→ **Aim of the exercise**
Copy every line that mentions the word "name".
"""
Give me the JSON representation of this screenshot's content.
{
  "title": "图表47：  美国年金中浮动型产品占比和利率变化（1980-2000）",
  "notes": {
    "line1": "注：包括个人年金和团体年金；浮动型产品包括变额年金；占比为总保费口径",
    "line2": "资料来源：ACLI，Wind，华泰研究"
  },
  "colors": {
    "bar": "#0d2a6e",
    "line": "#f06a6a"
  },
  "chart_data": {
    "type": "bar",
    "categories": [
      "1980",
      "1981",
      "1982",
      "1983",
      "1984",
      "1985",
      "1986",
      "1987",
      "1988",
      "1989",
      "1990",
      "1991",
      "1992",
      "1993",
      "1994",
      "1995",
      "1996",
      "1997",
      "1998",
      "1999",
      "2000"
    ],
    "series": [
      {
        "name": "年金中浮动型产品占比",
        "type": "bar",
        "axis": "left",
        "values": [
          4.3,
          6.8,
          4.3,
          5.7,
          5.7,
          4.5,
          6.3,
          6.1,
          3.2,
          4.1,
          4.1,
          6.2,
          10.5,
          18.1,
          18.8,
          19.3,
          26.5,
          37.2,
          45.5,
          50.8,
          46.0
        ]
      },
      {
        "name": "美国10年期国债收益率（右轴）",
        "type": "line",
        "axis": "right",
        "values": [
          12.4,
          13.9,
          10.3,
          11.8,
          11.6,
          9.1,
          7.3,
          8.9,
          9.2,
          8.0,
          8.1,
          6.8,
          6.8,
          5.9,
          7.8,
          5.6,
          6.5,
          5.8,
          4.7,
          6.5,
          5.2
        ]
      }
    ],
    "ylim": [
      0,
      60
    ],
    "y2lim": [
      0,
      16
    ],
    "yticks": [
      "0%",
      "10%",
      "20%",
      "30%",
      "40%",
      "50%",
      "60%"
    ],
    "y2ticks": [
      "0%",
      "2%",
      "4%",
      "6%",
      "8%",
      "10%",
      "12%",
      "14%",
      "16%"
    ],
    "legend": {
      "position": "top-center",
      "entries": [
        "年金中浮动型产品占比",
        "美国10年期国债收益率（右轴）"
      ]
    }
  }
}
"""
→ **Solved exercise**
        "name": "年金中浮动型产品占比",
        "name": "美国10年期国债收益率（右轴）",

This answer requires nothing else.